-- start of THE DATA --

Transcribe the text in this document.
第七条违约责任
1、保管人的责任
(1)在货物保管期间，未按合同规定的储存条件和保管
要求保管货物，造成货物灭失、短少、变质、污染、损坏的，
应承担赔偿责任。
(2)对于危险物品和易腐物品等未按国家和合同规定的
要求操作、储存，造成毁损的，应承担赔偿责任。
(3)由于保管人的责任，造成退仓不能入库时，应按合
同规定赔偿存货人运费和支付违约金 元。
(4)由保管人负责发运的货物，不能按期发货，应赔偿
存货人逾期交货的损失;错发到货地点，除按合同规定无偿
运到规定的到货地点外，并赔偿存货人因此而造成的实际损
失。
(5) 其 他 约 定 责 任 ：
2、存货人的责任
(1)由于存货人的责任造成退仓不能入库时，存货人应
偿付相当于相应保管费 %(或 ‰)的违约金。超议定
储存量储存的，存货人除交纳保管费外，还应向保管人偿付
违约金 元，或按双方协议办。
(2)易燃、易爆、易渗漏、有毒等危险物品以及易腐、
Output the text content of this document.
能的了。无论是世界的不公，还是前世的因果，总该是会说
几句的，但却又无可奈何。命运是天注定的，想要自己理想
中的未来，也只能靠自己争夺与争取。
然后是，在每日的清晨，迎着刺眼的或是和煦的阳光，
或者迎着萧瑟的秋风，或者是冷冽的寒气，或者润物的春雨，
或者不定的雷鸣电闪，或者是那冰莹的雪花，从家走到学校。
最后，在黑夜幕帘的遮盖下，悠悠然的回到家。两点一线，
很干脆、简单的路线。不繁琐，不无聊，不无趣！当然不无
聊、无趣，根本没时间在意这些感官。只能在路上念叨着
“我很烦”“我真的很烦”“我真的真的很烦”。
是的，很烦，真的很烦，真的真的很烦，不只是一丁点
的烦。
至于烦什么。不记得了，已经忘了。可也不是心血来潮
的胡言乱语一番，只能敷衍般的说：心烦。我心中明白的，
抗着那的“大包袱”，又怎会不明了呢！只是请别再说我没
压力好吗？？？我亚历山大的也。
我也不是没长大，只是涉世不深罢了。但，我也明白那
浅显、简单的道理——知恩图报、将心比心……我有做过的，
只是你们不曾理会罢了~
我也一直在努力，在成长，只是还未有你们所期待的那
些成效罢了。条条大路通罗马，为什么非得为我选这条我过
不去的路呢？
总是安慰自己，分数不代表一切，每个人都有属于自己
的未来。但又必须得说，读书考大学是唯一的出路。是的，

-- end of THE DATA --

__WORK TO DO__
Take the lines from the one containing "Output the text content of this document." to the last line of the material above and write them out exactly.

__TASK RESPONSE__
Output the text content of this document.
能的了。无论是世界的不公，还是前世的因果，总该是会说
几句的，但却又无可奈何。命运是天注定的，想要自己理想
中的未来，也只能靠自己争夺与争取。
然后是，在每日的清晨，迎着刺眼的或是和煦的阳光，
或者迎着萧瑟的秋风，或者是冷冽的寒气，或者润物的春雨，
或者不定的雷鸣电闪，或者是那冰莹的雪花，从家走到学校。
最后，在黑夜幕帘的遮盖下，悠悠然的回到家。两点一线，
很干脆、简单的路线。不繁琐，不无聊，不无趣！当然不无
聊、无趣，根本没时间在意这些感官。只能在路上念叨着
“我很烦”“我真的很烦”“我真的真的很烦”。
是的，很烦，真的很烦，真的真的很烦，不只是一丁点
的烦。
至于烦什么。不记得了，已经忘了。可也不是心血来潮
的胡言乱语一番，只能敷衍般的说：心烦。我心中明白的，
抗着那的“大包袱”，又怎会不明了呢！只是请别再说我没
压力好吗？？？我亚历山大的也。
我也不是没长大，只是涉世不深罢了。但，我也明白那
浅显、简单的道理——知恩图报、将心比心……我有做过的，
只是你们不曾理会罢了~
我也一直在努力，在成长，只是还未有你们所期待的那
些成效罢了。条条大路通罗马，为什么非得为我选这条我过
不去的路呢？
总是安慰自己，分数不代表一切，每个人都有属于自己
的未来。但又必须得说，读书考大学是唯一的出路。是的，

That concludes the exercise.